*WHAT IS NEEDED*. In the items below, reproduce word for word the lines from the one containing "section-heading: What does" through the one containing "text-line: sign their", with both of those lines included.
[START DATA SHOWN]
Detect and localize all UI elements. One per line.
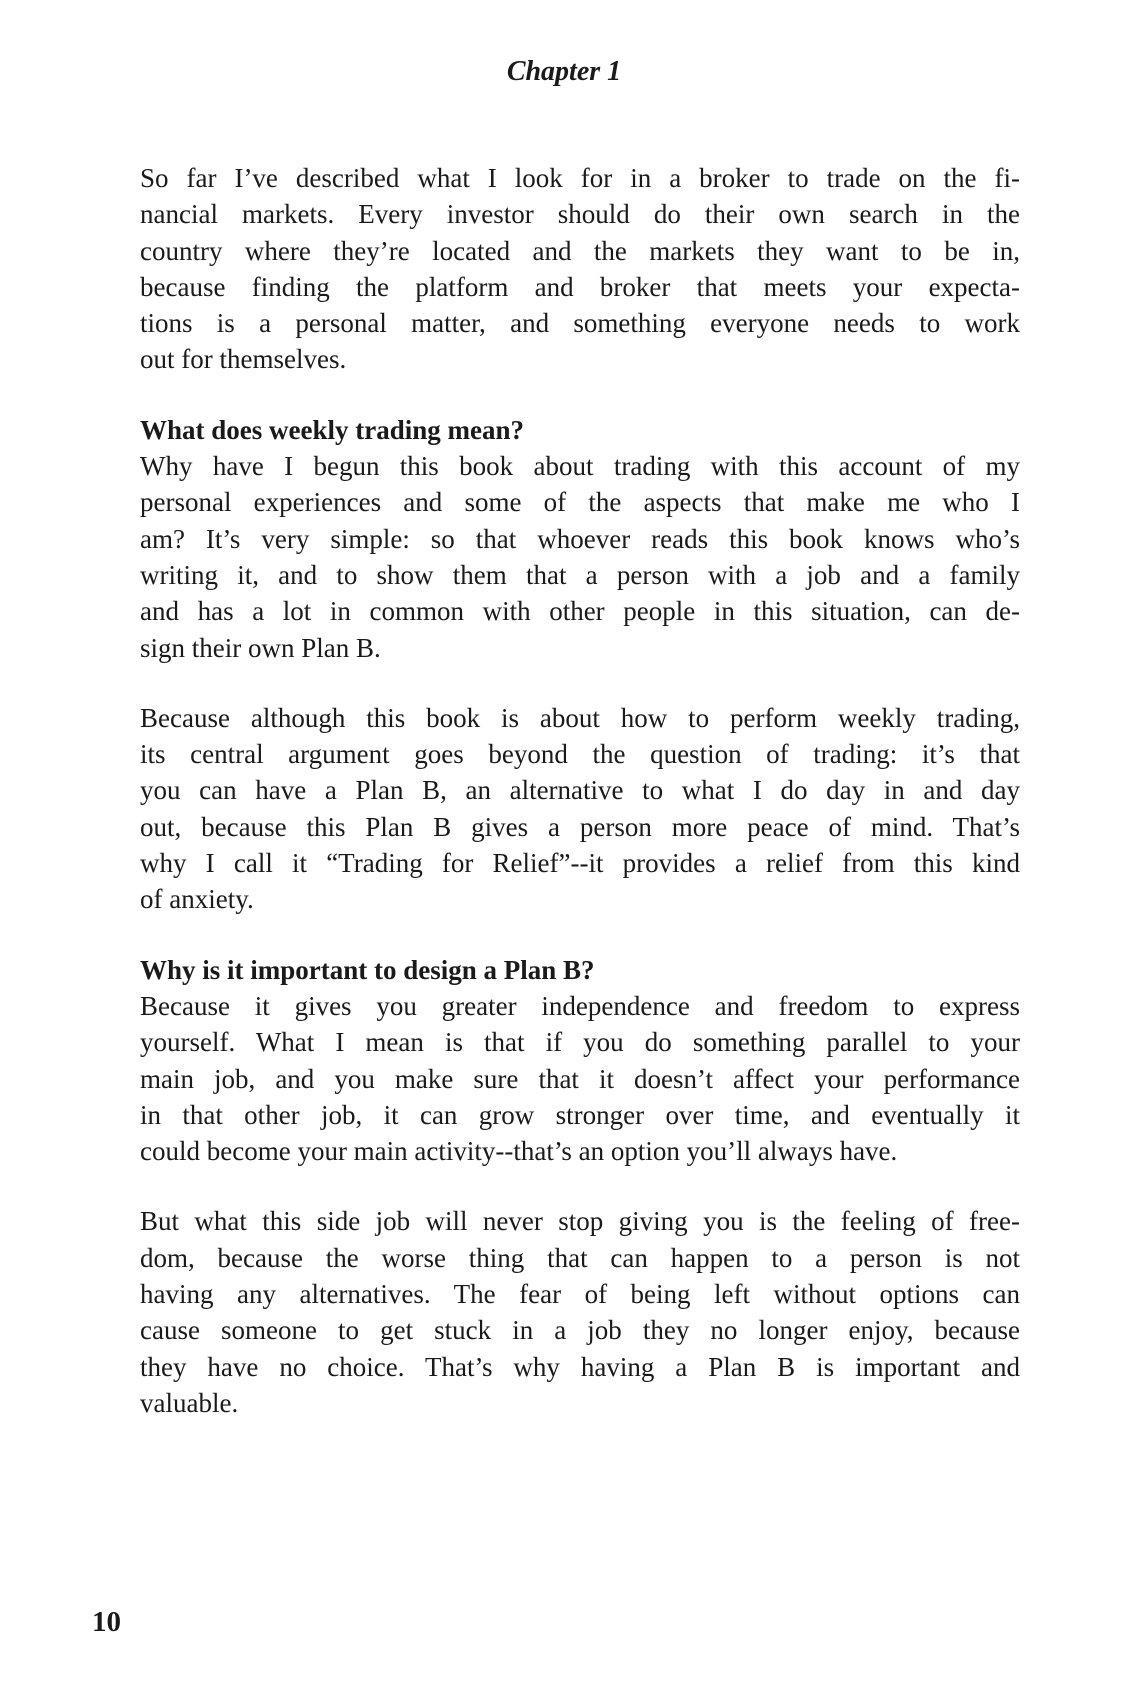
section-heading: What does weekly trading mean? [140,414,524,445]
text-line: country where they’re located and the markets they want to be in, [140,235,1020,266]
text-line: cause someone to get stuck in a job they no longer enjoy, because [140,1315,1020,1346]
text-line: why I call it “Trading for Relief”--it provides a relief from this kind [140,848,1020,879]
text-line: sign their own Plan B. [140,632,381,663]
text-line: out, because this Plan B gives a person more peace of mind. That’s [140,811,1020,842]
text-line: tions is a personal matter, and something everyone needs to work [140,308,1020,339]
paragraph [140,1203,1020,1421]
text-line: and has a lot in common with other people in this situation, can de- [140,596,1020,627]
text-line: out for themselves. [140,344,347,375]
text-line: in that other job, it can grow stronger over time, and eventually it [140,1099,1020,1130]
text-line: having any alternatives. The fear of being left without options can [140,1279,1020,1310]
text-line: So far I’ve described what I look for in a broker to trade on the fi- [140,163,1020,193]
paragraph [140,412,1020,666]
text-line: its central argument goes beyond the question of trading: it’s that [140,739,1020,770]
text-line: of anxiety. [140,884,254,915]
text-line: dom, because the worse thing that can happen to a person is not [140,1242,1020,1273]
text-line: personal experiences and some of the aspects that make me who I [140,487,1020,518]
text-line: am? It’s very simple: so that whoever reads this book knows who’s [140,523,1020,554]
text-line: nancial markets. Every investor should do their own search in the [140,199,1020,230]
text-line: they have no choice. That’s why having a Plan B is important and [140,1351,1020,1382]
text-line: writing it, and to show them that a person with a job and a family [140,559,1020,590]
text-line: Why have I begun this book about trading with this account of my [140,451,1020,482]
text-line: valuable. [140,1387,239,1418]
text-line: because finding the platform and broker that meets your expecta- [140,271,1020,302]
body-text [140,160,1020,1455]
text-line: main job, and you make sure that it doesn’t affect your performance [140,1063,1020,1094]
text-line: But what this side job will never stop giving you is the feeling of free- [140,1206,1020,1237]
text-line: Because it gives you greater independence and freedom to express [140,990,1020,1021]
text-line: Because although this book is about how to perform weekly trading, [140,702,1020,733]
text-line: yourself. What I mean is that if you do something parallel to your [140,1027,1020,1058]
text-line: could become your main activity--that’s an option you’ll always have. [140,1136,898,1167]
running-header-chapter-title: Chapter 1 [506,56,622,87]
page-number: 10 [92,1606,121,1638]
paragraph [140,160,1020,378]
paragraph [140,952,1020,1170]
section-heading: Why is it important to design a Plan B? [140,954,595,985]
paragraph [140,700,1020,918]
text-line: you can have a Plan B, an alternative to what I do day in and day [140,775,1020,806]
[END DATA SHOWN]
[START DATA SHOWN]
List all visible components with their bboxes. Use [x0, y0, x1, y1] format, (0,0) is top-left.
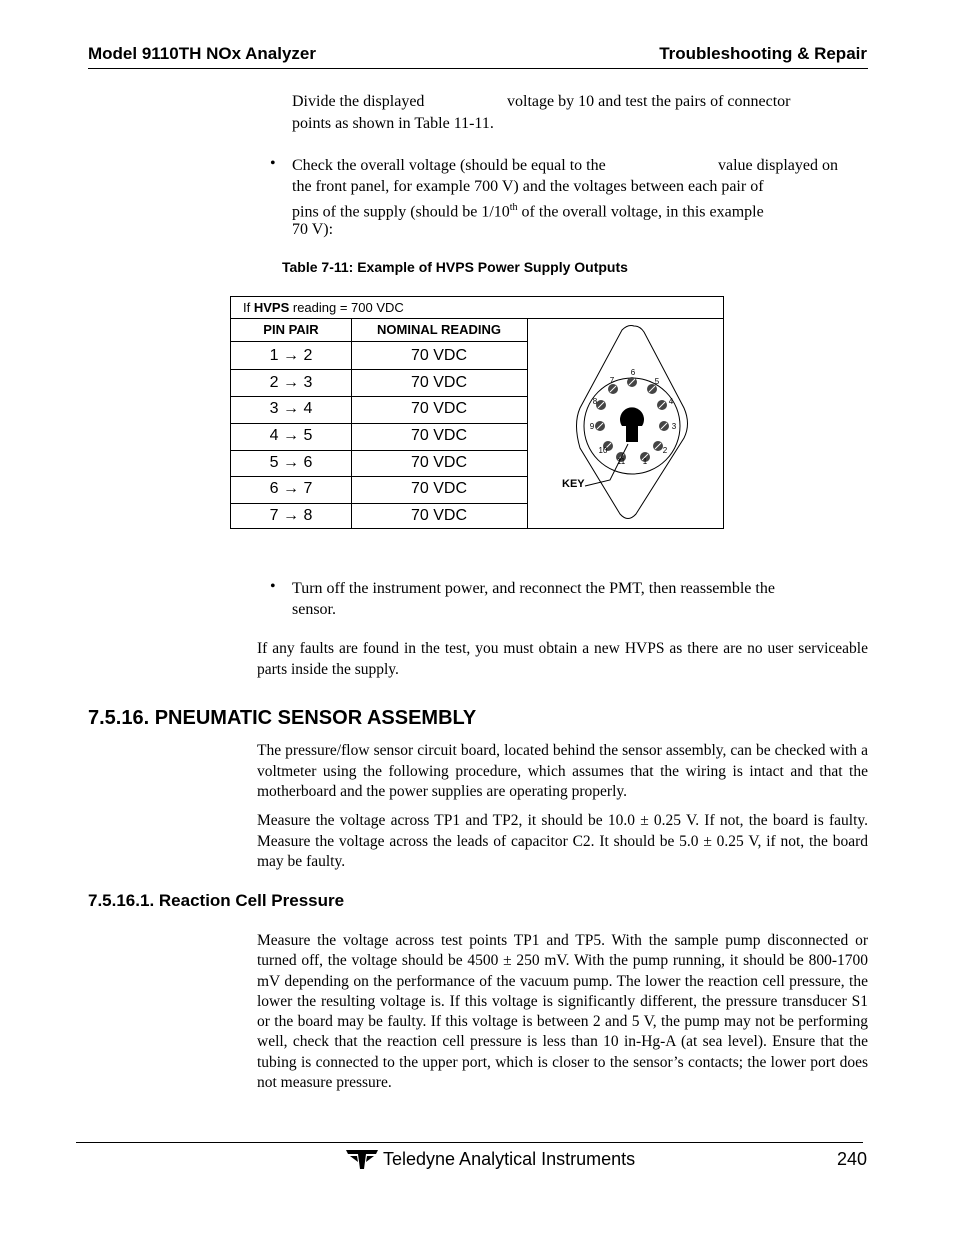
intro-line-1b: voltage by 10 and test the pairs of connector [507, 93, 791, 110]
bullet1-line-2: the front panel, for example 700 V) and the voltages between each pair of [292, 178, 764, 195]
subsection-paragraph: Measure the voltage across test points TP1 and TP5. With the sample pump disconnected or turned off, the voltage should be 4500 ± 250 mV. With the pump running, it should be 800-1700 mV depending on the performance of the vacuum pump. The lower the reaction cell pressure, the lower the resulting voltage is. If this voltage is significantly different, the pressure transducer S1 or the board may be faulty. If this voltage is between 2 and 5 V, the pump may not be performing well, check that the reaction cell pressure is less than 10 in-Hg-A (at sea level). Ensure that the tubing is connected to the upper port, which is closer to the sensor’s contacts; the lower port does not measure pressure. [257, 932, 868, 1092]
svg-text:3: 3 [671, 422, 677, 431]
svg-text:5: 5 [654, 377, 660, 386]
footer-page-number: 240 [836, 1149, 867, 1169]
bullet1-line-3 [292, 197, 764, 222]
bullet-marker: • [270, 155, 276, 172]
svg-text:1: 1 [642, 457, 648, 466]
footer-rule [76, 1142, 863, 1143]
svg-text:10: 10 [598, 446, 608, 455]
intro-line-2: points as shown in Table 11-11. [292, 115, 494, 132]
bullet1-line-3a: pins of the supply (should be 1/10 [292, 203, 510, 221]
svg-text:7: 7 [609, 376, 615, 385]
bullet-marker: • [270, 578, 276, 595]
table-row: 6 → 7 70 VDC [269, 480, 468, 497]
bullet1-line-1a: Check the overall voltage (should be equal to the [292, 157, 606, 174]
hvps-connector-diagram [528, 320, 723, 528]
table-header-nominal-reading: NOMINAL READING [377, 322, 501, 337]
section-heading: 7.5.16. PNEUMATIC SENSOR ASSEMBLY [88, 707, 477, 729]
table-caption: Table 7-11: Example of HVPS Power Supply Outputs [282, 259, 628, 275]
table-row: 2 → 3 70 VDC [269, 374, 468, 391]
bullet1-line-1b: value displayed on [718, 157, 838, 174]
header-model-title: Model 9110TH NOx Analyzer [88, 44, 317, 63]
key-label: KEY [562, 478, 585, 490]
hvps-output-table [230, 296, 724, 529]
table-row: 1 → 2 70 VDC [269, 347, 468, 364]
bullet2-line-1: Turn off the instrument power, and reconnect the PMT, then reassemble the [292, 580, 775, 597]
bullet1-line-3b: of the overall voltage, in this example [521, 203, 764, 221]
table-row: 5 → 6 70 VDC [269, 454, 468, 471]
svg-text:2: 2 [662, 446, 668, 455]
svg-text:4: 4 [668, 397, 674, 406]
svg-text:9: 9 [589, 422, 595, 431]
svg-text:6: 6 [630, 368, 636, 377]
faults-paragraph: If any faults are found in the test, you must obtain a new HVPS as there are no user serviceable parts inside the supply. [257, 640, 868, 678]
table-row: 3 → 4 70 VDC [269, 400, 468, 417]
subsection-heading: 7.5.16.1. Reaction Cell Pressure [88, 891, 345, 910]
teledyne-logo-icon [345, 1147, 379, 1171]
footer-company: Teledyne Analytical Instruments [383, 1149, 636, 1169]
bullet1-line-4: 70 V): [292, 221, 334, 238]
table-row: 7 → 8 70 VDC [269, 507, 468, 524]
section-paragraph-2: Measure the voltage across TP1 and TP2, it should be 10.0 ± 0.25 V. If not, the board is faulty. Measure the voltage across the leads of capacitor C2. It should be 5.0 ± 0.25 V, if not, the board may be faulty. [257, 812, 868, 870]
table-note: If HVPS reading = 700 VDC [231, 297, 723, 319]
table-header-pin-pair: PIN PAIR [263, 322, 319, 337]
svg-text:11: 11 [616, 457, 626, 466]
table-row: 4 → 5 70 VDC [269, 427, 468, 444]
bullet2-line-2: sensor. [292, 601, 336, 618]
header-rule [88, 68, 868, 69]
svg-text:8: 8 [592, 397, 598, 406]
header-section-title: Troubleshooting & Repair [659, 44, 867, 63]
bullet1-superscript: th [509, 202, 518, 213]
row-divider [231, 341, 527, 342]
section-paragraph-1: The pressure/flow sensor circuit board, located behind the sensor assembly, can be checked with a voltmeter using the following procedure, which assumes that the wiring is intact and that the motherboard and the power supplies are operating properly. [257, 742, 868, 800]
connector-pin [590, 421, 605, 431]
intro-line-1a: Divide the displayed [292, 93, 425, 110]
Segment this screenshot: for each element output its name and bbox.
[END DATA SHOWN]
*RESULT OF THE TASK*.
section-heading: What does weekly trading mean? [140,414,524,445]
text-line: country where they’re located and the markets they want to be in, [140,235,1020,266]
text-line: cause someone to get stuck in a job they no longer enjoy, because [140,1315,1020,1346]
text-line: why I call it “Trading for Relief”--it provides a relief from this kind [140,848,1020,879]
text-line: sign their own Plan B. [140,632,381,663]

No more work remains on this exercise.